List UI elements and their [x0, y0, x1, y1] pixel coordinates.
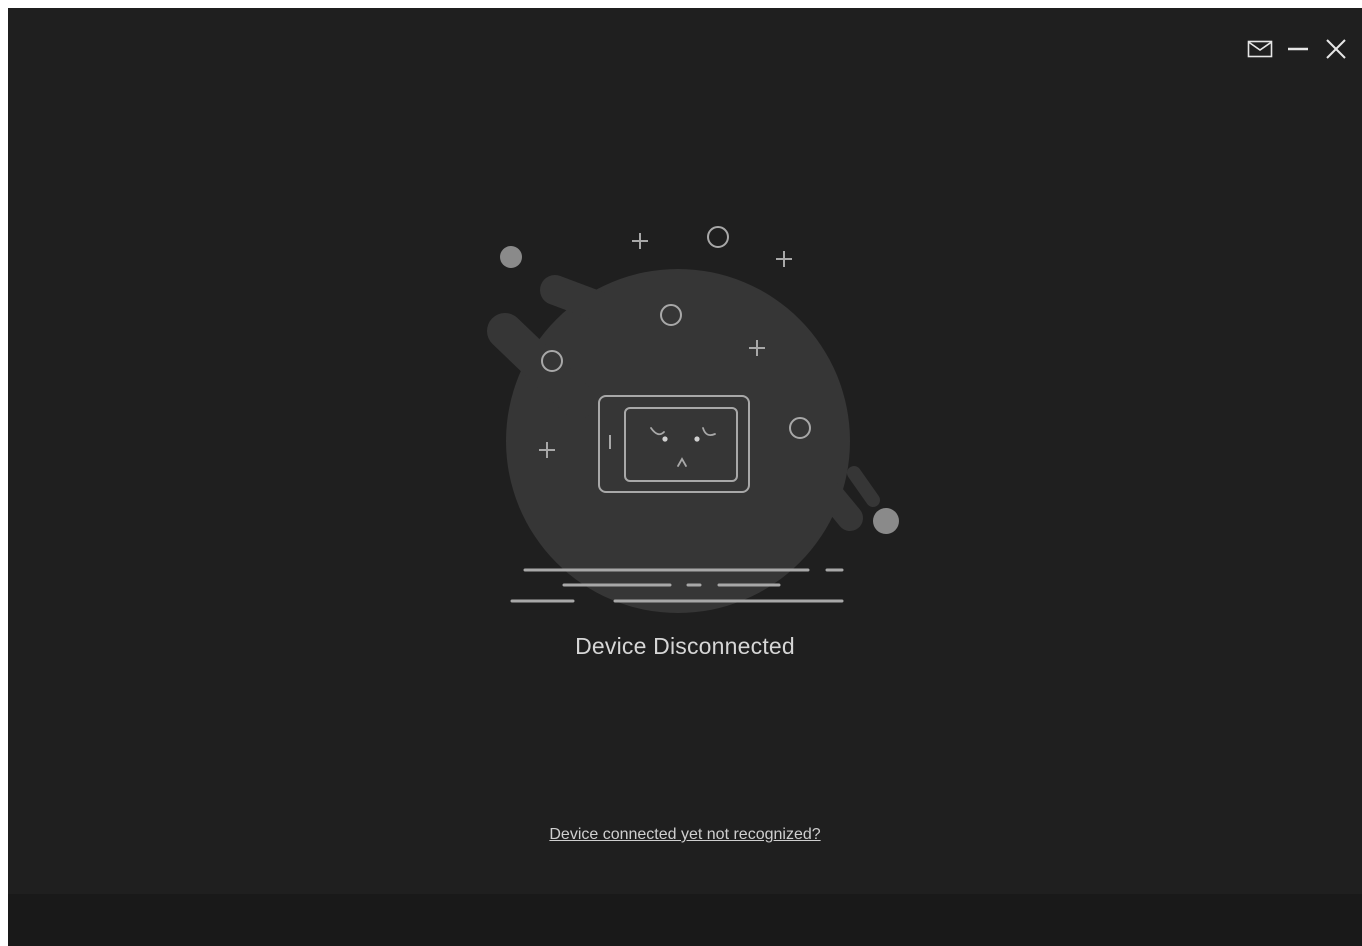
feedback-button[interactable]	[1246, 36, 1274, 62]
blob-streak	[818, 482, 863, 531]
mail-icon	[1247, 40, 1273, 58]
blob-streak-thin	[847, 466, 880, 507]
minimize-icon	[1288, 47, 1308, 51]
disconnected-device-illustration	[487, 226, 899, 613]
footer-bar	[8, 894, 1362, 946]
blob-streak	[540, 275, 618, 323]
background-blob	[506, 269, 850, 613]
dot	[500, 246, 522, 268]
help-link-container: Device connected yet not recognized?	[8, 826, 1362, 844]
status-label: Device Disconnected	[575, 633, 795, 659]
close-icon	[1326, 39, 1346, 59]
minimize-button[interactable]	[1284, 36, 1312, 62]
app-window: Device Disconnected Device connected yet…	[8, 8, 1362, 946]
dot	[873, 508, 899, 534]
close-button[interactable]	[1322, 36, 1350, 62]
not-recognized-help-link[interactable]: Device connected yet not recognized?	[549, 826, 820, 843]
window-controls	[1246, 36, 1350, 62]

____________

WORK REQUIRED: Copy the listing above line for line without changing anything, but leave out the picture.

FINISHED ANSWER:
List UI elements and their [x0, y0, x1, y1] pixel coordinates.
feedback-button[interactable]	[1246, 36, 1274, 62]
blob-streak	[818, 482, 863, 531]
mail-icon	[1247, 40, 1273, 58]
blob-streak-thin	[847, 466, 880, 507]
minimize-icon	[1288, 47, 1308, 51]
disconnected-device-illustration	[487, 226, 899, 613]
footer-bar	[8, 894, 1362, 946]
blob-streak	[540, 275, 618, 323]
background-blob	[506, 269, 850, 613]
dot	[500, 246, 522, 268]
help-link-container: Device connected yet not recognized?	[8, 826, 1362, 844]
status-label: Device Disconnected	[575, 633, 795, 659]
close-icon	[1326, 39, 1346, 59]
minimize-button[interactable]	[1284, 36, 1312, 62]
app-window: Device Disconnected Device connected yet…	[8, 8, 1362, 946]
dot	[873, 508, 899, 534]
close-button[interactable]	[1322, 36, 1350, 62]
not-recognized-help-link[interactable]: Device connected yet not recognized?	[549, 826, 820, 843]
window-controls	[1246, 36, 1350, 62]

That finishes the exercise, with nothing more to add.